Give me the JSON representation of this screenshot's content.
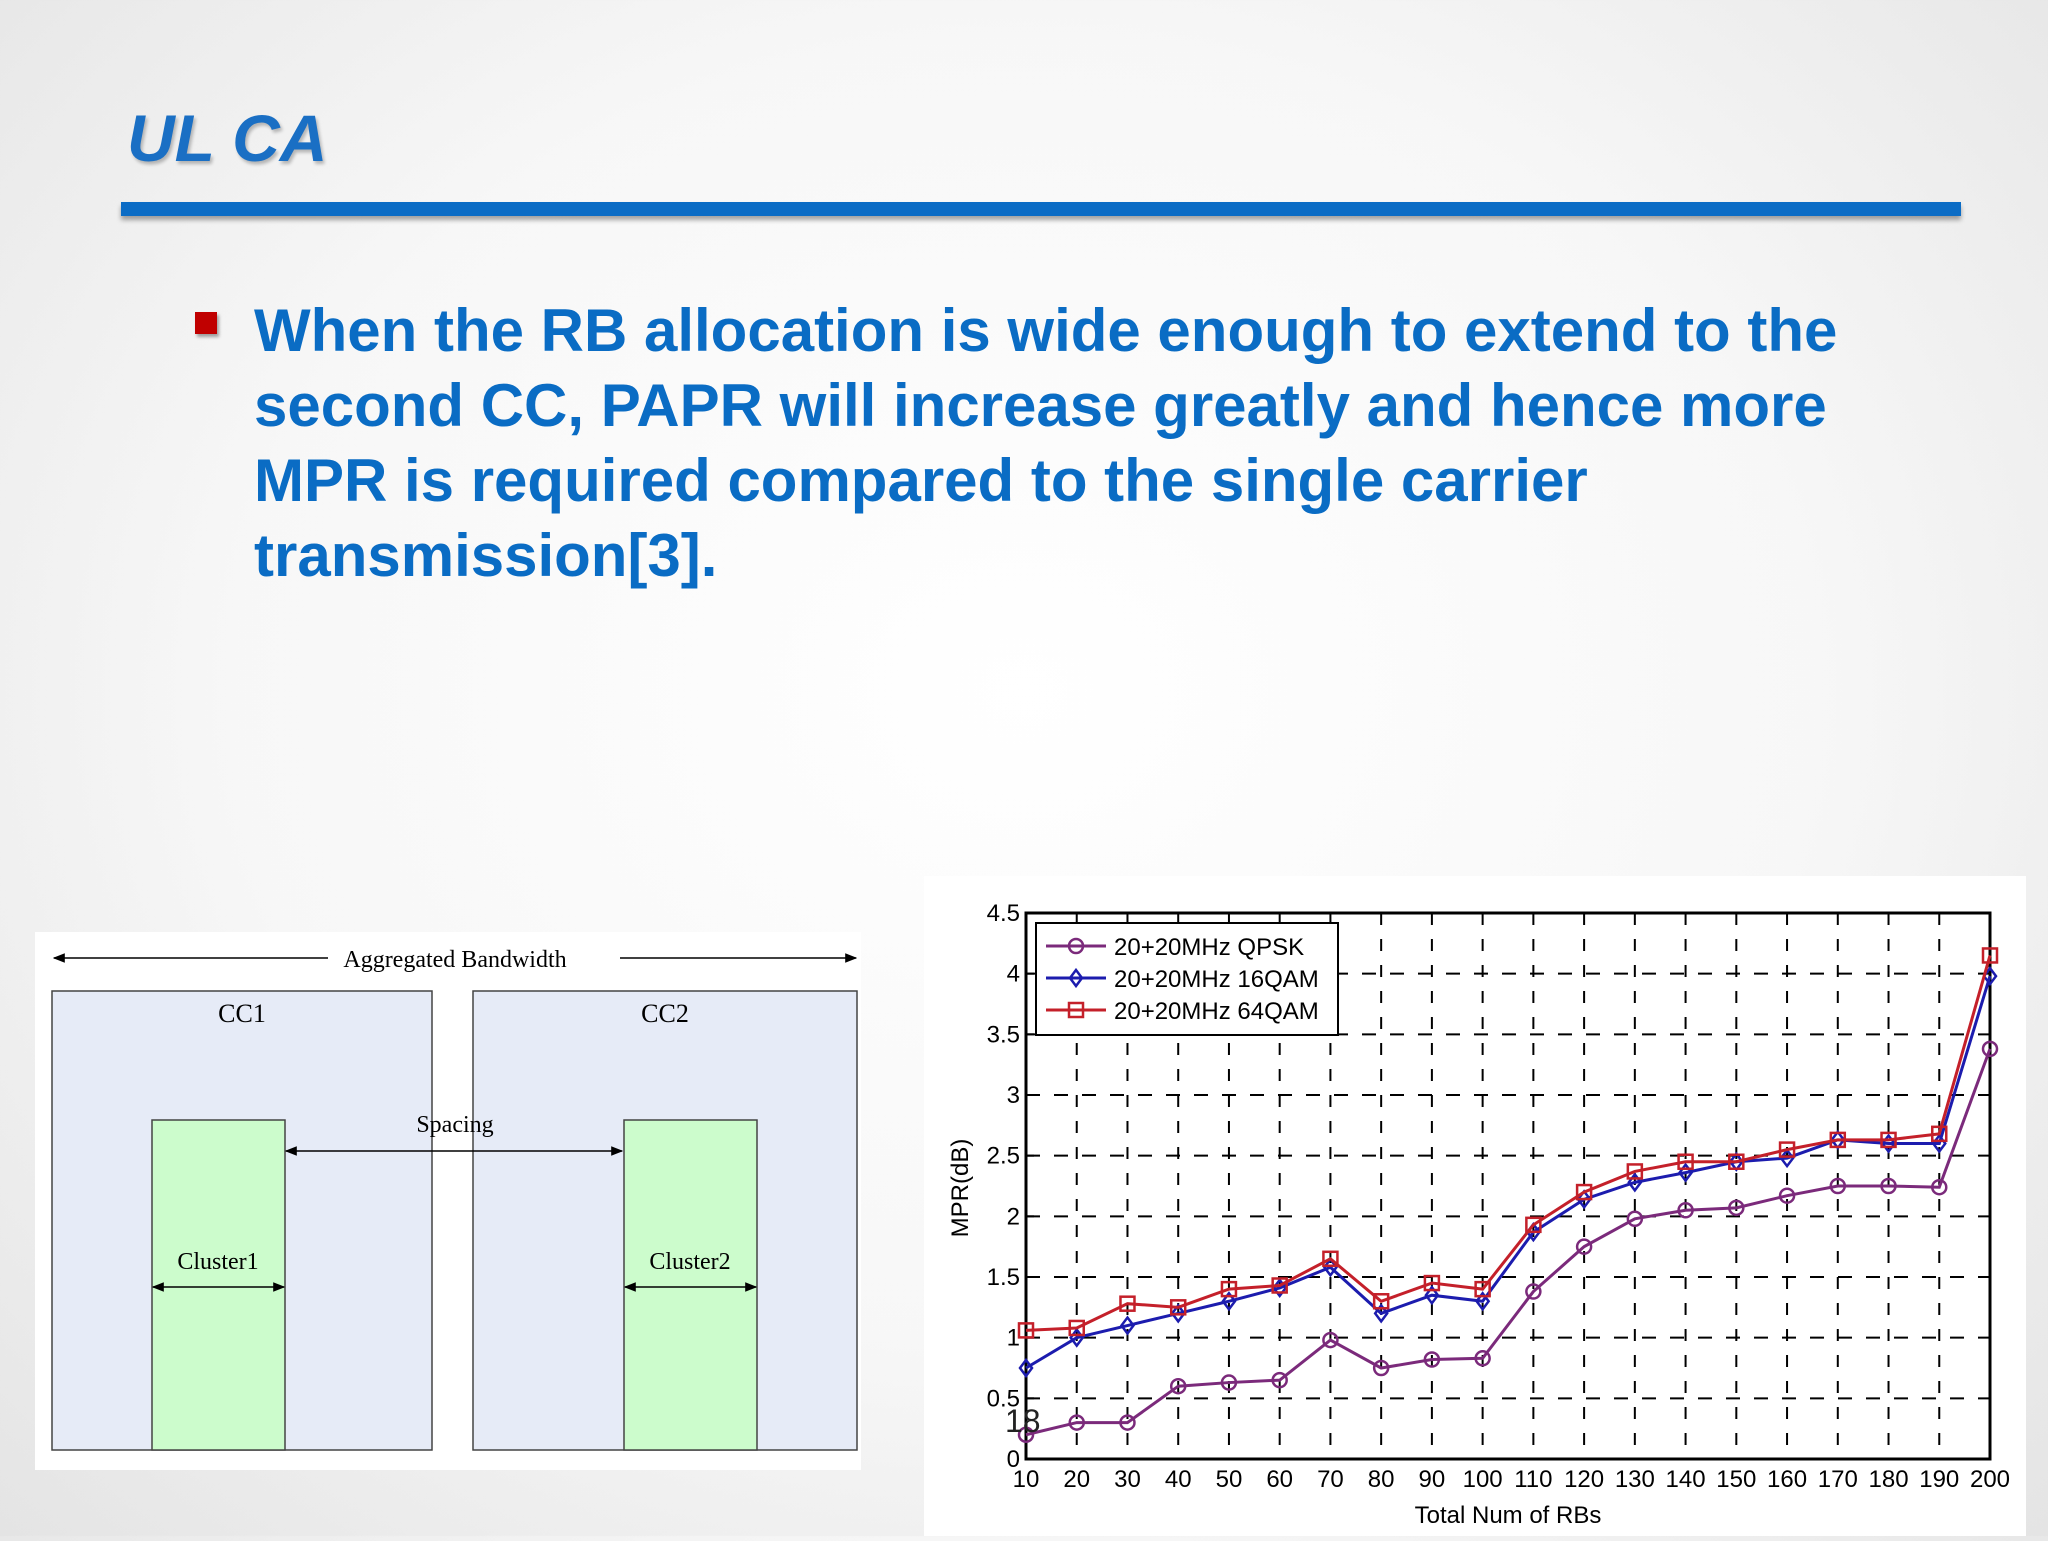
{
  "slide": {
    "title": "UL CA",
    "bullet_text": "When the RB allocation is wide enough to extend to the second CC, PAPR will increase greatly and hence more MPR is required compared to the single carrier transmission[3].",
    "page_number": "18",
    "colors": {
      "title": "#1a6fc4",
      "rule": "#0b6cc5",
      "bullet_marker": "#c00000",
      "body_text": "#0a6cc4"
    }
  },
  "diagram": {
    "aggregated_label": "Aggregated Bandwidth",
    "cc1_label": "CC1",
    "cc2_label": "CC2",
    "spacing_label": "Spacing",
    "cluster1_label": "Cluster1",
    "cluster2_label": "Cluster2",
    "colors": {
      "cc_fill": "#e6ebf7",
      "cluster_fill": "#ccfccc"
    }
  },
  "chart_data": {
    "type": "line",
    "title": "",
    "xlabel": "Total Num of RBs",
    "ylabel": "MPR(dB)",
    "x": [
      10,
      20,
      30,
      40,
      50,
      60,
      70,
      80,
      90,
      100,
      110,
      120,
      130,
      140,
      150,
      160,
      170,
      180,
      190,
      200
    ],
    "ylim": [
      0,
      4.5
    ],
    "yticks": [
      "0",
      "0.5",
      "1",
      "1.5",
      "2",
      "2.5",
      "3",
      "3.5",
      "4",
      "4.5"
    ],
    "grid": "on (dashed)",
    "legend_position": "top-left",
    "series": [
      {
        "name": "20+20MHz QPSK",
        "color": "#7b2a7b",
        "marker": "circle",
        "values": [
          0.2,
          0.3,
          0.3,
          0.6,
          0.63,
          0.65,
          0.98,
          0.75,
          0.82,
          0.83,
          1.38,
          1.75,
          1.98,
          2.05,
          2.07,
          2.17,
          2.25,
          2.25,
          2.24,
          3.38
        ]
      },
      {
        "name": "20+20MHz 16QAM",
        "color": "#1c1cae",
        "marker": "diamond",
        "values": [
          0.75,
          1.0,
          1.1,
          1.2,
          1.3,
          1.41,
          1.58,
          1.2,
          1.35,
          1.3,
          1.87,
          2.14,
          2.28,
          2.36,
          2.45,
          2.48,
          2.63,
          2.6,
          2.6,
          3.98
        ]
      },
      {
        "name": "20+20MHz 64QAM",
        "color": "#c4202a",
        "marker": "square",
        "values": [
          1.06,
          1.08,
          1.28,
          1.25,
          1.4,
          1.43,
          1.65,
          1.3,
          1.45,
          1.4,
          1.93,
          2.2,
          2.37,
          2.45,
          2.45,
          2.55,
          2.63,
          2.63,
          2.68,
          4.15
        ]
      }
    ]
  }
}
· · · · · · ·
### Stated task:
Give all the entries again exactly, dropping each picture.

### Output for this exercise:
Give me the JSON representation of this screenshot's content.
{
  "slide": {
    "title": "UL CA",
    "bullet_text": "When the RB allocation is wide enough to extend to the second CC, PAPR will increase greatly and hence more MPR is required compared to the single carrier transmission[3].",
    "page_number": "18",
    "colors": {
      "title": "#1a6fc4",
      "rule": "#0b6cc5",
      "bullet_marker": "#c00000",
      "body_text": "#0a6cc4"
    }
  },
  "diagram": {
    "aggregated_label": "Aggregated Bandwidth",
    "cc1_label": "CC1",
    "cc2_label": "CC2",
    "spacing_label": "Spacing",
    "cluster1_label": "Cluster1",
    "cluster2_label": "Cluster2",
    "colors": {
      "cc_fill": "#e6ebf7",
      "cluster_fill": "#ccfccc"
    }
  },
  "chart_data": {
    "type": "line",
    "title": "",
    "xlabel": "Total Num of RBs",
    "ylabel": "MPR(dB)",
    "x": [
      10,
      20,
      30,
      40,
      50,
      60,
      70,
      80,
      90,
      100,
      110,
      120,
      130,
      140,
      150,
      160,
      170,
      180,
      190,
      200
    ],
    "ylim": [
      0,
      4.5
    ],
    "yticks": [
      "0",
      "0.5",
      "1",
      "1.5",
      "2",
      "2.5",
      "3",
      "3.5",
      "4",
      "4.5"
    ],
    "grid": "on (dashed)",
    "legend_position": "top-left",
    "series": [
      {
        "name": "20+20MHz QPSK",
        "color": "#7b2a7b",
        "marker": "circle",
        "values": [
          0.2,
          0.3,
          0.3,
          0.6,
          0.63,
          0.65,
          0.98,
          0.75,
          0.82,
          0.83,
          1.38,
          1.75,
          1.98,
          2.05,
          2.07,
          2.17,
          2.25,
          2.25,
          2.24,
          3.38
        ]
      },
      {
        "name": "20+20MHz 16QAM",
        "color": "#1c1cae",
        "marker": "diamond",
        "values": [
          0.75,
          1.0,
          1.1,
          1.2,
          1.3,
          1.41,
          1.58,
          1.2,
          1.35,
          1.3,
          1.87,
          2.14,
          2.28,
          2.36,
          2.45,
          2.48,
          2.63,
          2.6,
          2.6,
          3.98
        ]
      },
      {
        "name": "20+20MHz 64QAM",
        "color": "#c4202a",
        "marker": "square",
        "values": [
          1.06,
          1.08,
          1.28,
          1.25,
          1.4,
          1.43,
          1.65,
          1.3,
          1.45,
          1.4,
          1.93,
          2.2,
          2.37,
          2.45,
          2.45,
          2.55,
          2.63,
          2.63,
          2.68,
          4.15
        ]
      }
    ]
  }
}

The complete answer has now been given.